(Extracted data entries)
---*---

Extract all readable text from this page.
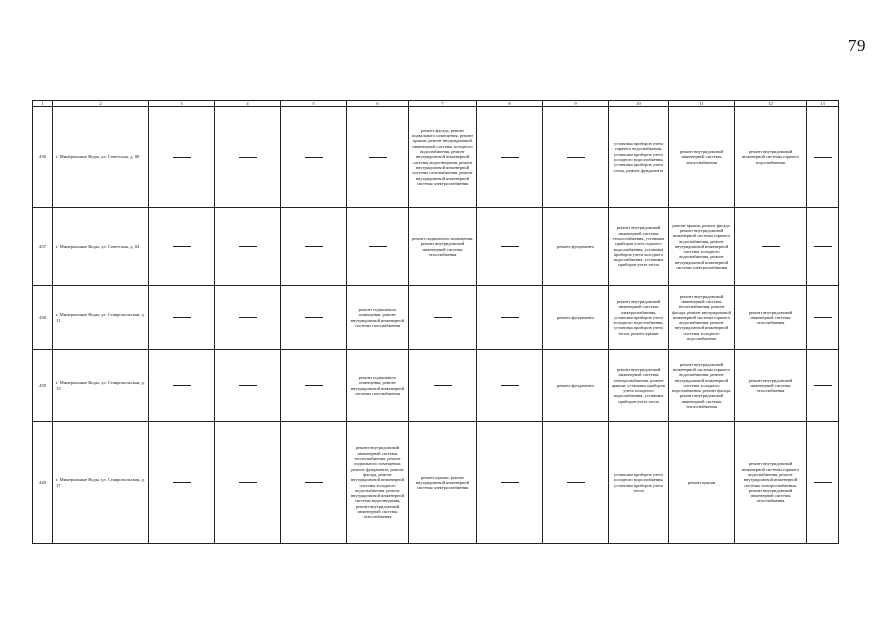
79
1	2	3	4	5	6	7	8	9	10	11	12	13
436	г. Минеральные Воды, ул. Советская, д. 80					ремонт фасада, ремонт подвального помещения, ремонт крыши, ремонт внутридомовой инженерной системы холодного водоснабжения, ремонт внутридомовой инженерной системы водоотведения, ремонт внутридомовой инженерной системы газоснабжения, ремонт внутридомовой инженерной системы электроснабжения			установка приборов учета горячего водоснабжения, установка приборов учета холодного водоснабжения, установка приборов учета тепла, ремонт фундамента	ремонт внутридомовой инженерной системы теплоснабжения	ремонт внутридомовой инженерной системы горячего водоснабжения	
437	г. Минеральные Воды, ул. Советская, д. 82					ремонт подвального помещения, ремонт внутридомовой инженерной системы газоснабжения		ремонт фундамента	ремонт внутридомовой инженерной системы теплоснабжения, установка приборов учета горячего водоснабжения, установка приборов учета холодного водоснабжения, установка приборов учета тепла	ремонт крыши, ремонт фасада, ремонт внутридомовой инженерной системы горячего водоснабжения, ремонт внутридомовой инженерной системы холодного водоснабжения, ремонт внутридомовой инженерной системы электроснабжения		
438	г. Минеральные Воды, ул. Ставропольская, д. 11				ремонт подвального помещения, ремонт внутридомовой инженерной системы газоснабжения			ремонт фундамента	ремонт внутридомовой инженерной системы электроснабжения, установка приборов учета холодного водоснабжения, установка приборов учета тепла, ремонт крыши	ремонт внутридомовой инженерной системы теплоснабжения, ремонт фасада, ремонт внутридомовой инженерной системы горячего водоснабжения, ремонт внутридомовой инженерной системы холодного водоснабжения	ремонт внутридомовой инженерной системы газоснабжения	
439	г. Минеральные Воды, ул. Ставропольская, д. 15				ремонт подвального помещения, ремонт внутридомовой инженерной системы газоснабжения			ремонт фундамента	ремонт внутридомовой инженерной системы электроснабжения, ремонт крыши, установка приборов учета холодного водоснабжения, установка приборов учета тепла	ремонт внутридомовой инженерной системы горячего водоснабжения, ремонт внутридомовой инженерной системы холодного водоснабжения, ремонт фасада, ремонт внутридомовой инженерной системы теплоснабжения	ремонт внутридомовой инженерной системы газоснабжения	
440	г. Минеральные Воды, ул. Ставропольская, д. 17				ремонт внутридомовой инженерной системы теплоснабжения, ремонт подвального помещения, ремонт фундамента, ремонт фасада, ремонт внутридомовой инженерной системы холодного водоснабжения, ремонт внутридомовой инженерной системы водоотведения, ремонт внутридомовой инженерной системы газоснабжения	ремонт крыши, ремонт внутридомовой инженерной системы электроснабжения			установка приборов учета холодного водоснабжения, установка приборов учета тепла	ремонт крыши	ремонт внутридомовой инженерной системы горячего водоснабжения, ремонт внутридомовой инженерной системы электроснабжения, ремонт внутридомовой инженерной системы газоснабжения	
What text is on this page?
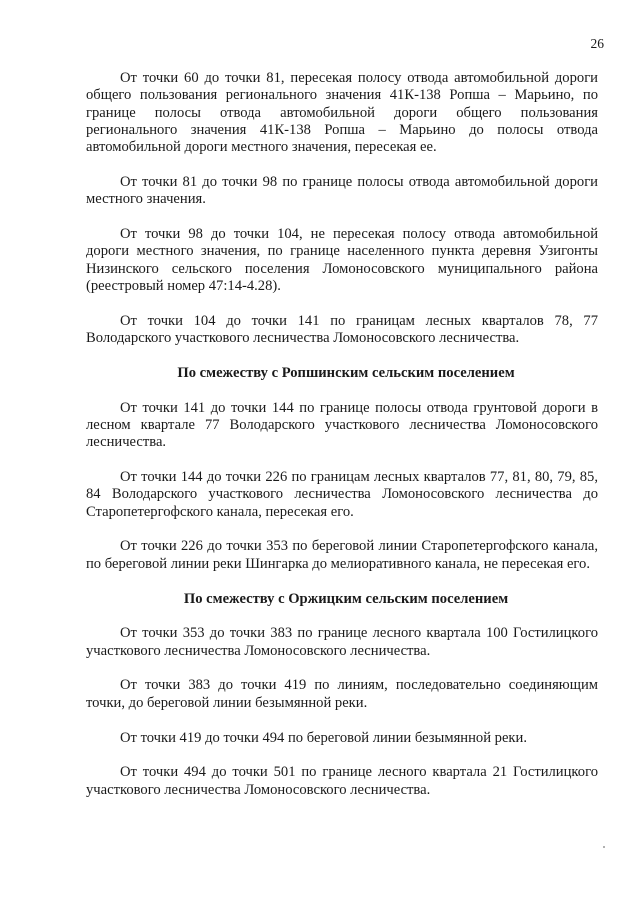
26

От точки 60 до точки 81, пересекая полосу отвода автомобильной дороги общего пользования регионального значения 41К-138 Ропша – Марьино, по границе полосы отвода автомобильной дороги общего пользования регионального значения 41К-138 Ропша – Марьино до полосы отвода автомобильной дороги местного значения, пересекая ее.

От точки 81 до точки 98 по границе полосы отвода автомобильной дороги местного значения.

От точки 98 до точки 104, не пересекая полосу отвода автомобильной дороги местного значения, по границе населенного пункта деревня Узигонты Низинского сельского поселения Ломоносовского муниципального района (реестровый номер 47:14-4.28).

От точки 104 до точки 141 по границам лесных кварталов 78, 77 Володарского участкового лесничества Ломоносовского лесничества.

По смежеству с Ропшинским сельским поселением

От точки 141 до точки 144 по границе полосы отвода грунтовой дороги в лесном квартале 77 Володарского участкового лесничества Ломоносовского лесничества.

От точки 144 до точки 226 по границам лесных кварталов 77, 81, 80, 79, 85, 84 Володарского участкового лесничества Ломоносовского лесничества до Старопетергофского канала, пересекая его.

От точки 226 до точки 353 по береговой линии Старопетергофского канала, по береговой линии реки Шингарка до мелиоративного канала, не пересекая его.

По смежеству с Оржицким сельским поселением

От точки 353 до точки 383 по границе лесного квартала 100 Гостилицкого участкового лесничества Ломоносовского лесничества.

От точки 383 до точки 419 по линиям, последовательно соединяющим точки, до береговой линии безымянной реки.

От точки 419 до точки 494 по береговой линии безымянной реки.

От точки 494 до точки 501 по границе лесного квартала 21 Гостилицкого участкового лесничества Ломоносовского лесничества.
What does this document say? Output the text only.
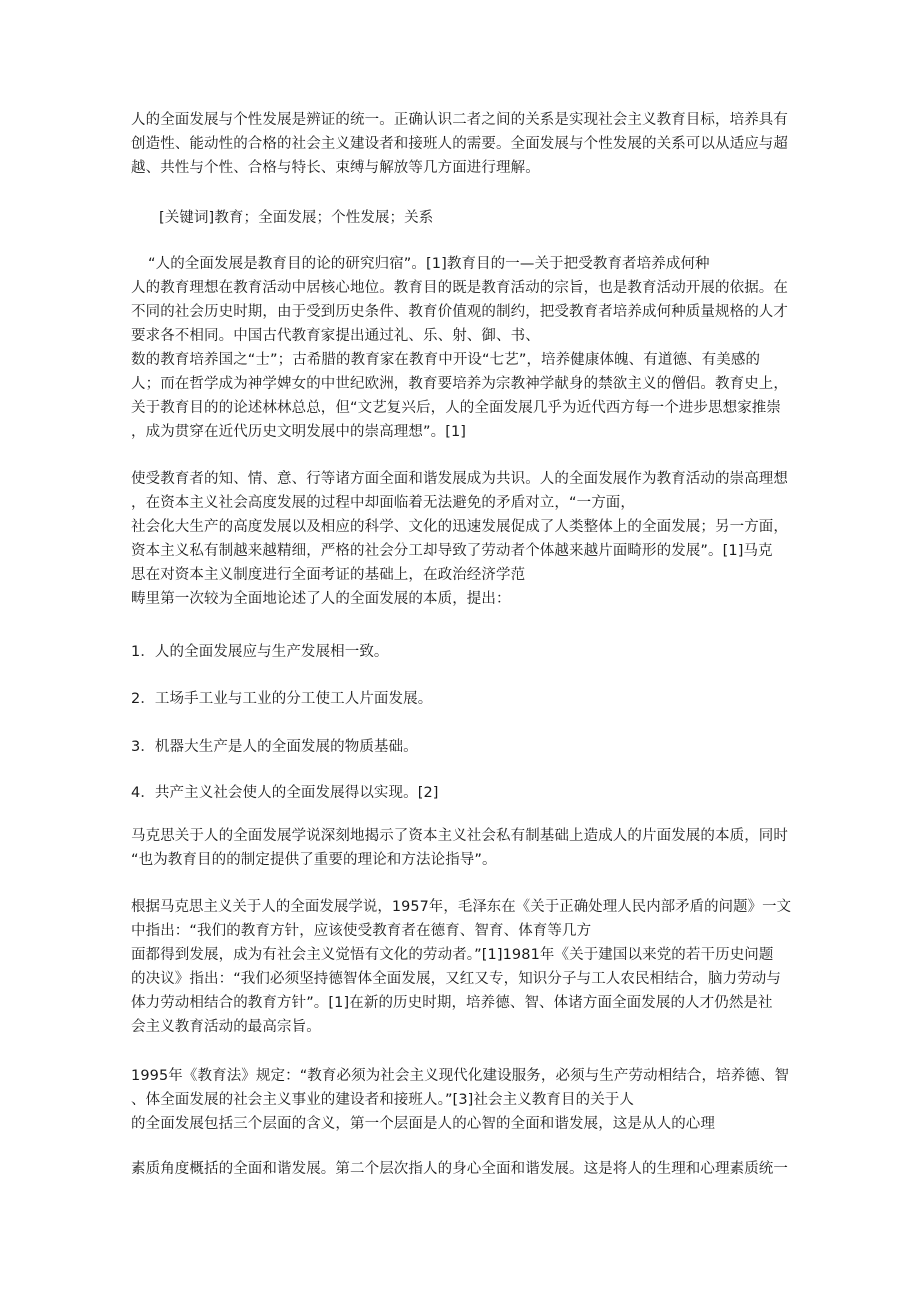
人的全面发展与个性发展是辨证的统一。正确认识二者之间的关系是实现社会主义教育目标，培养具有
创造性、能动性的合格的社会主义建设者和接班人的需要。全面发展与个性发展的关系可以从适应与超
越、共性与个性、合格与特长、束缚与解放等几方面进行理解。
[关键词]教育；全面发展；个性发展；关系
“人的全面发展是教育目的论的研究归宿”。[1]教育目的一—关于把受教育者培养成何种
人的教育理想在教育活动中居核心地位。教育目的既是教育活动的宗旨，也是教育活动开展的依据。在
不同的社会历史时期，由于受到历史条件、教育价值观的制约，把受教育者培养成何种质量规格的人才
要求各不相同。中国古代教育家提出通过礼、乐、射、御、书、
数的教育培养国之“士”；古希腊的教育家在教育中开设“七艺”，培养健康体魄、有道德、有美感的
人；而在哲学成为神学婢女的中世纪欧洲，教育要培养为宗教神学献身的禁欲主义的僧侣。教育史上，
关于教育目的的论述林林总总，但“文艺复兴后，人的全面发展几乎为近代西方每一个进步思想家推崇
，成为贯穿在近代历史文明发展中的崇高理想”。[1]
使受教育者的知、情、意、行等诸方面全面和谐发展成为共识。人的全面发展作为教育活动的崇高理想
，在资本主义社会高度发展的过程中却面临着无法避免的矛盾对立，“一方面，
社会化大生产的高度发展以及相应的科学、文化的迅速发展促成了人类整体上的全面发展；另一方面，
资本主义私有制越来越精细，严格的社会分工却导致了劳动者个体越来越片面畸形的发展”。[1]马克
思在对资本主义制度进行全面考证的基础上，在政治经济学范
畴里第一次较为全面地论述了人的全面发展的本质，提出：
1．人的全面发展应与生产发展相一致。
2．工场手工业与工业的分工使工人片面发展。
3．机器大生产是人的全面发展的物质基础。
4．共产主义社会使人的全面发展得以实现。[2]
马克思关于人的全面发展学说深刻地揭示了资本主义社会私有制基础上造成人的片面发展的本质，同时
“也为教育目的的制定提供了重要的理论和方法论指导”。
根据马克思主义关于人的全面发展学说，1957年，毛泽东在《关于正确处理人民内部矛盾的问题》一文
中指出：“我们的教育方针，应该使受教育者在德育、智育、体育等几方
面都得到发展，成为有社会主义觉悟有文化的劳动者。”[1]1981年《关于建国以来党的若干历史问题
的决议》指出：“我们必须坚持德智体全面发展，又红又专，知识分子与工人农民相结合，脑力劳动与
体力劳动相结合的教育方针”。[1]在新的历史时期，培养德、智、体诸方面全面发展的人才仍然是社
会主义教育活动的最高宗旨。
1995年《教育法》规定：“教育必须为社会主义现代化建设服务，必须与生产劳动相结合，培养德、智
、体全面发展的社会主义事业的建设者和接班人。”[3]社会主义教育目的关于人
的全面发展包括三个层面的含义，第一个层面是人的心智的全面和谐发展，这是从人的心理
素质角度概括的全面和谐发展。第二个层次指人的身心全面和谐发展。这是将人的生理和心理素质统一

---*---

### EXERCISE REQUIREMENTS
Take the entries shown above and quote them verbatim, passing over the pictures.

### ANSWER FOR THIS EXERCISE
Extract all readable text from this page.
79
1	2	3	4	5	6	7	8	9	10	11	12	13
436	г. Минеральные Воды, ул. Советская, д. 80					ремонт фасада, ремонт подвального помещения, ремонт крыши, ремонт внутридомовой инженерной системы холодного водоснабжения, ремонт внутридомовой инженерной системы водоотведения, ремонт внутридомовой инженерной системы газоснабжения, ремонт внутридомовой инженерной системы электроснабжения			установка приборов учета горячего водоснабжения, установка приборов учета холодного водоснабжения, установка приборов учета тепла, ремонт фундамента	ремонт внутридомовой инженерной системы теплоснабжения	ремонт внутридомовой инженерной системы горячего водоснабжения	
437	г. Минеральные Воды, ул. Советская, д. 82					ремонт подвального помещения, ремонт внутридомовой инженерной системы газоснабжения		ремонт фундамента	ремонт внутридомовой инженерной системы теплоснабжения, установка приборов учета горячего водоснабжения, установка приборов учета холодного водоснабжения, установка приборов учета тепла	ремонт крыши, ремонт фасада, ремонт внутридомовой инженерной системы горячего водоснабжения, ремонт внутридомовой инженерной системы холодного водоснабжения, ремонт внутридомовой инженерной системы электроснабжения		
438	г. Минеральные Воды, ул. Ставропольская, д. 11				ремонт подвального помещения, ремонт внутридомовой инженерной системы газоснабжения			ремонт фундамента	ремонт внутридомовой инженерной системы электроснабжения, установка приборов учета холодного водоснабжения, установка приборов учета тепла, ремонт крыши	ремонт внутридомовой инженерной системы теплоснабжения, ремонт фасада, ремонт внутридомовой инженерной системы горячего водоснабжения, ремонт внутридомовой инженерной системы холодного водоснабжения	ремонт внутридомовой инженерной системы газоснабжения	
439	г. Минеральные Воды, ул. Ставропольская, д. 15				ремонт подвального помещения, ремонт внутридомовой инженерной системы газоснабжения			ремонт фундамента	ремонт внутридомовой инженерной системы электроснабжения, ремонт крыши, установка приборов учета холодного водоснабжения, установка приборов учета тепла	ремонт внутридомовой инженерной системы горячего водоснабжения, ремонт внутридомовой инженерной системы холодного водоснабжения, ремонт фасада, ремонт внутридомовой инженерной системы теплоснабжения	ремонт внутридомовой инженерной системы газоснабжения	
440	г. Минеральные Воды, ул. Ставропольская, д. 17				ремонт внутридомовой инженерной системы теплоснабжения, ремонт подвального помещения, ремонт фундамента, ремонт фасада, ремонт внутридомовой инженерной системы холодного водоснабжения, ремонт внутридомовой инженерной системы водоотведения, ремонт внутридомовой инженерной системы газоснабжения	ремонт крыши, ремонт внутридомовой инженерной системы электроснабжения			установка приборов учета холодного водоснабжения, установка приборов учета тепла	ремонт крыши	ремонт внутридомовой инженерной системы горячего водоснабжения, ремонт внутридомовой инженерной системы электроснабжения, ремонт внутридомовой инженерной системы газоснабжения	
What text is on this page?
26

От точки 60 до точки 81, пересекая полосу отвода автомобильной дороги общего пользования регионального значения 41К-138 Ропша – Марьино, по границе полосы отвода автомобильной дороги общего пользования регионального значения 41К-138 Ропша – Марьино до полосы отвода автомобильной дороги местного значения, пересекая ее.

От точки 81 до точки 98 по границе полосы отвода автомобильной дороги местного значения.

От точки 98 до точки 104, не пересекая полосу отвода автомобильной дороги местного значения, по границе населенного пункта деревня Узигонты Низинского сельского поселения Ломоносовского муниципального района (реестровый номер 47:14-4.28).

От точки 104 до точки 141 по границам лесных кварталов 78, 77 Володарского участкового лесничества Ломоносовского лесничества.

По смежеству с Ропшинским сельским поселением

От точки 141 до точки 144 по границе полосы отвода грунтовой дороги в лесном квартале 77 Володарского участкового лесничества Ломоносовского лесничества.

От точки 144 до точки 226 по границам лесных кварталов 77, 81, 80, 79, 85, 84 Володарского участкового лесничества Ломоносовского лесничества до Старопетергофского канала, пересекая его.

От точки 226 до точки 353 по береговой линии Старопетергофского канала, по береговой линии реки Шингарка до мелиоративного канала, не пересекая его.

По смежеству с Оржицким сельским поселением

От точки 353 до точки 383 по границе лесного квартала 100 Гостилицкого участкового лесничества Ломоносовского лесничества.

От точки 383 до точки 419 по линиям, последовательно соединяющим точки, до береговой линии безымянной реки.

От точки 419 до точки 494 по береговой линии безымянной реки.

От точки 494 до точки 501 по границе лесного квартала 21 Гостилицкого участкового лесничества Ломоносовского лесничества.
What does this document say? Output the text only.
人的全面发展与个性发展是辨证的统一。正确认识二者之间的关系是实现社会主义教育目标，培养具有
创造性、能动性的合格的社会主义建设者和接班人的需要。全面发展与个性发展的关系可以从适应与超
越、共性与个性、合格与特长、束缚与解放等几方面进行理解。
[关键词]教育；全面发展；个性发展；关系
“人的全面发展是教育目的论的研究归宿”。[1]教育目的一—关于把受教育者培养成何种
人的教育理想在教育活动中居核心地位。教育目的既是教育活动的宗旨，也是教育活动开展的依据。在
不同的社会历史时期，由于受到历史条件、教育价值观的制约，把受教育者培养成何种质量规格的人才
要求各不相同。中国古代教育家提出通过礼、乐、射、御、书、
数的教育培养国之“士”；古希腊的教育家在教育中开设“七艺”，培养健康体魄、有道德、有美感的
人；而在哲学成为神学婢女的中世纪欧洲，教育要培养为宗教神学献身的禁欲主义的僧侣。教育史上，
关于教育目的的论述林林总总，但“文艺复兴后，人的全面发展几乎为近代西方每一个进步思想家推崇
，成为贯穿在近代历史文明发展中的崇高理想”。[1]
使受教育者的知、情、意、行等诸方面全面和谐发展成为共识。人的全面发展作为教育活动的崇高理想
，在资本主义社会高度发展的过程中却面临着无法避免的矛盾对立，“一方面，
社会化大生产的高度发展以及相应的科学、文化的迅速发展促成了人类整体上的全面发展；另一方面，
资本主义私有制越来越精细，严格的社会分工却导致了劳动者个体越来越片面畸形的发展”。[1]马克
思在对资本主义制度进行全面考证的基础上，在政治经济学范
畴里第一次较为全面地论述了人的全面发展的本质，提出：
1．人的全面发展应与生产发展相一致。
2．工场手工业与工业的分工使工人片面发展。
3．机器大生产是人的全面发展的物质基础。
4．共产主义社会使人的全面发展得以实现。[2]
马克思关于人的全面发展学说深刻地揭示了资本主义社会私有制基础上造成人的片面发展的本质，同时
“也为教育目的的制定提供了重要的理论和方法论指导”。
根据马克思主义关于人的全面发展学说，1957年，毛泽东在《关于正确处理人民内部矛盾的问题》一文
中指出：“我们的教育方针，应该使受教育者在德育、智育、体育等几方
面都得到发展，成为有社会主义觉悟有文化的劳动者。”[1]1981年《关于建国以来党的若干历史问题
的决议》指出：“我们必须坚持德智体全面发展，又红又专，知识分子与工人农民相结合，脑力劳动与
体力劳动相结合的教育方针”。[1]在新的历史时期，培养德、智、体诸方面全面发展的人才仍然是社
会主义教育活动的最高宗旨。
1995年《教育法》规定：“教育必须为社会主义现代化建设服务，必须与生产劳动相结合，培养德、智
、体全面发展的社会主义事业的建设者和接班人。”[3]社会主义教育目的关于人
的全面发展包括三个层面的含义，第一个层面是人的心智的全面和谐发展，这是从人的心理
素质角度概括的全面和谐发展。第二个层次指人的身心全面和谐发展。这是将人的生理和心理素质统一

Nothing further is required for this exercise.